Excerpt provided Block Start

Kaleva (/ˈkæləvə/ KAL-ə-və) is a village in Manistee County in the U.S. state of Michigan. The population was 507 at the 2020 census.

==History==
Kaleva was founded in 1900 and became a refuge for Finnish settlers. The name of the village comes from the Kalevala, the national epic of Finland.

There are two Michigan historical markers in the town. The historic John J. Makinen Bottle House is one, and Kaleva itself is the subject of the second.

==Geography==
Kaleva is in central Manistee County, within Maple Grove Township. It is part of the region of Northern Michigan. Manistee, the county seat, is 21 mi to the southwest, while Cadillac is 36 mi to the east-southeast.

An abandoned C&O Railroad line from Manistee to Traverse City passes through the village. There are no railroad tracks remaining.

According to the United States Census Bureau, the village of Kaleva has a total area of 1.10 sqmi, all land.

==Demographics==

Historical population
| Census | Pop. | Note | %± |
| 1950 | 346 |  | — |
| 1960 | 348 |  | 0.6% |
| 1970 | 377 |  | 8.3% |
| 1980 | 445 |  | 18.0% |
| 1990 | 484 |  | 8.8% |
| 2000 | 509 |  | 5.2% |
| 2010 | 470 |  | −7.7% |
| 2020 | 507 |  | 7.9% |
U.S. Decennial Census

===2010 census===
As of the census of 2010, there were 470 people, 206 households, and 125 families residing in the village. The population density was 427.3 PD/sqmi. There were 259 housing units at an average density of 235.5 /sqmi. The racial makeup of the village was 94.7% White, 0.2% African American, 0.6% Native American, 0.4% Asian, 1.9% from other races, and 2.1% from two or more races. Hispanic or Latino of any race were 6.0% of the population.

There were 206 households, of which 29.1% had children under the age of 18 living with them, 42.7% were married couples living together, 13.6% had a female householder with no husband present, 4.4% had a male householder with no wife present, and 39.3% were non-families. 31.6% of all households were made up of individuals, and 10.7% had someone living alone who was 65 years of age or older. The average household size was 2.28 and the average family size was 2.86.

The median age in the village was 39.6 years. 23% of residents were under the age of 18; 7.8% were between the ages of 18 and 24; 28.9% were from 25 to 44; 28.5% were from 45 to 64; and 11.7% were 65 years of age or older. The gender makeup of the village was 47.9% male and 52.1% female.

Excerpt provided Block End

Actions to take:
[1] According to the Kaleva article, where does the village's name come from? Answer in one to three sentences.
[2] Extend the article on the village of Kaleva, Michigan, starting after its final sentence about the 2010 gender makeup.
The lines that follow have nothing to do with the Kaleva article.

Recorded data Block Start

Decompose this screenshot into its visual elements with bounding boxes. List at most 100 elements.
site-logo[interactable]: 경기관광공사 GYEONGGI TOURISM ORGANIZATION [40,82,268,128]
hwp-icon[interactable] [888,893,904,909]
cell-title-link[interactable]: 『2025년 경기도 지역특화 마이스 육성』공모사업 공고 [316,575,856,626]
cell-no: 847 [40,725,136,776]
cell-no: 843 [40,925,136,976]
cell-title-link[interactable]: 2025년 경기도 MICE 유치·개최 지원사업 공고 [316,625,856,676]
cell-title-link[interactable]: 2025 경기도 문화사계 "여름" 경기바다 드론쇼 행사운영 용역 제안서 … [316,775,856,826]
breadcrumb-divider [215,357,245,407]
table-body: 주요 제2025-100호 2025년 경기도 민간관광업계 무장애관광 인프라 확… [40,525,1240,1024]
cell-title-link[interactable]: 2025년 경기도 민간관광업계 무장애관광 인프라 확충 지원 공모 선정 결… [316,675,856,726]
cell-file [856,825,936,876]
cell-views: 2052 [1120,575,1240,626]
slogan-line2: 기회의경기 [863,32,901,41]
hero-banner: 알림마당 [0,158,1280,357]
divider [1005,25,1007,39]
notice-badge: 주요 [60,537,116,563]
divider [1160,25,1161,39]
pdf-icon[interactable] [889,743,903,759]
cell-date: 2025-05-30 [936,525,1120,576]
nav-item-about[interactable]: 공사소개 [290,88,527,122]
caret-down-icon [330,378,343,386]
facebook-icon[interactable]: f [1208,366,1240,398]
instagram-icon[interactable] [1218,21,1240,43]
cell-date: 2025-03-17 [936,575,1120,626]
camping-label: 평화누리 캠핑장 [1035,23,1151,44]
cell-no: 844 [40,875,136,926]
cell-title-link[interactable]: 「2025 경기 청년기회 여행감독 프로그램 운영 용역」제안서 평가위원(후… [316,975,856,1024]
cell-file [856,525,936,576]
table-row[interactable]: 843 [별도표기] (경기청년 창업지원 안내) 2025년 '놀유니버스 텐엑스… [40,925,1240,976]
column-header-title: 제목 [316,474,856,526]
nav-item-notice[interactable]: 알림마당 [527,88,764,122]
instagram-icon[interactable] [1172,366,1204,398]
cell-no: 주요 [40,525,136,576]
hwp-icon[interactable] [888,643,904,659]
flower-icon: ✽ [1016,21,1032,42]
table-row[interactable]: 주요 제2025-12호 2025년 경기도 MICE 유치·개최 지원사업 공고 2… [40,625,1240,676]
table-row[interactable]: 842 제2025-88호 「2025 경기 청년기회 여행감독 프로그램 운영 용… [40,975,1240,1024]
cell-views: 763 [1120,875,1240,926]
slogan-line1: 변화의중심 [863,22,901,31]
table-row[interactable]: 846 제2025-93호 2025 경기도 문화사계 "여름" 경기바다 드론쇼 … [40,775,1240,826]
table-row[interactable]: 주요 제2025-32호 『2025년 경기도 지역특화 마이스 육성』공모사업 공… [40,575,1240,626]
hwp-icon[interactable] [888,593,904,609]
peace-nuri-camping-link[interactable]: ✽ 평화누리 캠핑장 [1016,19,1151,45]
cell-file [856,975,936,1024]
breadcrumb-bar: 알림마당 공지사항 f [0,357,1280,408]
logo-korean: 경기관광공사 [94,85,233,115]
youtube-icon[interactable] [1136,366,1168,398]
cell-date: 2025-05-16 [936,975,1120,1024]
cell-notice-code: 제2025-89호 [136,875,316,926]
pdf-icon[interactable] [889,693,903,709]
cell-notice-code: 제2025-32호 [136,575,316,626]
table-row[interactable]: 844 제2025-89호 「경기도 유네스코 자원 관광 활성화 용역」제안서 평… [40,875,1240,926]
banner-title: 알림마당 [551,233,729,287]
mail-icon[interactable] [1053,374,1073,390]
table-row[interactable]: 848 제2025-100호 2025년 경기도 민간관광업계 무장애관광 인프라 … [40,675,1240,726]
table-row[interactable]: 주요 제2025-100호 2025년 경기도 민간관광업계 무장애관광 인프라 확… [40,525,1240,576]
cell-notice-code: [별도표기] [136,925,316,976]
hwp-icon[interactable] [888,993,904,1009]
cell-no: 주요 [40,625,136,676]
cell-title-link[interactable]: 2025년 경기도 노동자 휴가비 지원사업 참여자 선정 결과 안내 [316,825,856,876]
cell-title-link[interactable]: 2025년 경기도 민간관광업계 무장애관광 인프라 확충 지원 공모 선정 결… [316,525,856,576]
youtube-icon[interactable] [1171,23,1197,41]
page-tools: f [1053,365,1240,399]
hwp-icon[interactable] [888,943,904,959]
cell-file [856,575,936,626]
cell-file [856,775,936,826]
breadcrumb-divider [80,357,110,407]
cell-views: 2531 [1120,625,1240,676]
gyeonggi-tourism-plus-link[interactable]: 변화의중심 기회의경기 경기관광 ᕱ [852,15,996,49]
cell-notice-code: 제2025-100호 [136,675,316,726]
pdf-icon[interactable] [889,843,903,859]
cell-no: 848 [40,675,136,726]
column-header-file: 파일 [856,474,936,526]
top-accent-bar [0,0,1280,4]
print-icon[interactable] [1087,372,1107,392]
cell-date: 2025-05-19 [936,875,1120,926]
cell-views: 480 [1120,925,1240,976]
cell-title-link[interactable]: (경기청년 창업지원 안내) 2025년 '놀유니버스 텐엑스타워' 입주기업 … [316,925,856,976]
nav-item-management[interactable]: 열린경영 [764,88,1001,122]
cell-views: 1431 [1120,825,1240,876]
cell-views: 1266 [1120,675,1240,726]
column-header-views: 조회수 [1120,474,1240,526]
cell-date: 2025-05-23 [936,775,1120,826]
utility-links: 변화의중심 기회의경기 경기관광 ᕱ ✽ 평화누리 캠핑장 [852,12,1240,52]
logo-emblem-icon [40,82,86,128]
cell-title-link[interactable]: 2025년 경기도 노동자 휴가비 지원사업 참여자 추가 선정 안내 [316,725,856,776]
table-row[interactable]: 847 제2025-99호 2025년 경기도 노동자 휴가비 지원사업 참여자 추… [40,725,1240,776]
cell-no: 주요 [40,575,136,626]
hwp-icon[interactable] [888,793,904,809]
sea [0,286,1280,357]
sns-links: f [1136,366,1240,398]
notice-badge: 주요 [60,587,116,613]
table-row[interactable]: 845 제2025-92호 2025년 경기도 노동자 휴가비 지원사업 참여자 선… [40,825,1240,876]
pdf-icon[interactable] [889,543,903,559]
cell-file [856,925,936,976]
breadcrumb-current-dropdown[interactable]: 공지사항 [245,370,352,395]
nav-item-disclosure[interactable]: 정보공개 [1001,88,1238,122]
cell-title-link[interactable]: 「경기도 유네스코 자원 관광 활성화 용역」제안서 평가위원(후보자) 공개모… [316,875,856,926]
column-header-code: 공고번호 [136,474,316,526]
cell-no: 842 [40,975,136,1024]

Recorded data Block End

Replies:
[1] The name comes from the Kalevala, the national epic of Finland.

[2]
===2000 census===
As of the census of 2000, there were 509 people, 212 households, and 136 families residing in the village. The population density was 459.6 PD/sqmi. There were 251 housing units at an average density of 226.7 /sqmi. The racial makeup of the village was 94.30% White, 0.39% African American, 2.36% Native American, 1.38% from other races, and 1.57% from two or more races. Hispanic or Latino of any race were 3.93% of the population.

There were 212 households, out of which 33.0% had children under the age of 18 living with them, 42.9% were married couples living together, 15.6% had a female householder with no husband present, and 35.8% were non-families. 30.7% of all households were made up of individuals, and 12.3% had someone living alone who was 65 years of age or older. The average household size was 2.40 and the average family size was 2.93.

In the village, the population was spread out, with 27.3% under the age of 18, 8.1% from 18 to 24, 26.5% from 25 to 44, 23.4% from 45 to 64, and 14.7% who were 65 years of age or older. The median age was 36 years. For every 100 females, there were 92.1 males. For every 100 females age 18 and over, there were 92.7 males.

The median income for a household in the village was $30,714, and the median income for a family was $30,909. Males had a median income of $26,161 versus $18,750 for females. The per capita income for the village was $13,400. About 15.0% of families and 17.4% of the population were below the poverty line, including 18.5% of those under age 18 and 10.7% of those age 65 or over.

==Auto racing==
Northern Michigan Dragway is a 1/8-mile asphalt dragstrip located three miles north of town on Potter Road. In 2009 Northern Michigan Dragway celebrated its 40th season of operation. It is the only asphalt dragstrip in the state north of Grand Rapids. The first race at Northern Michigan Dragway was held on Memorial Day 1970. It was formerly known as Manistee County Dragway.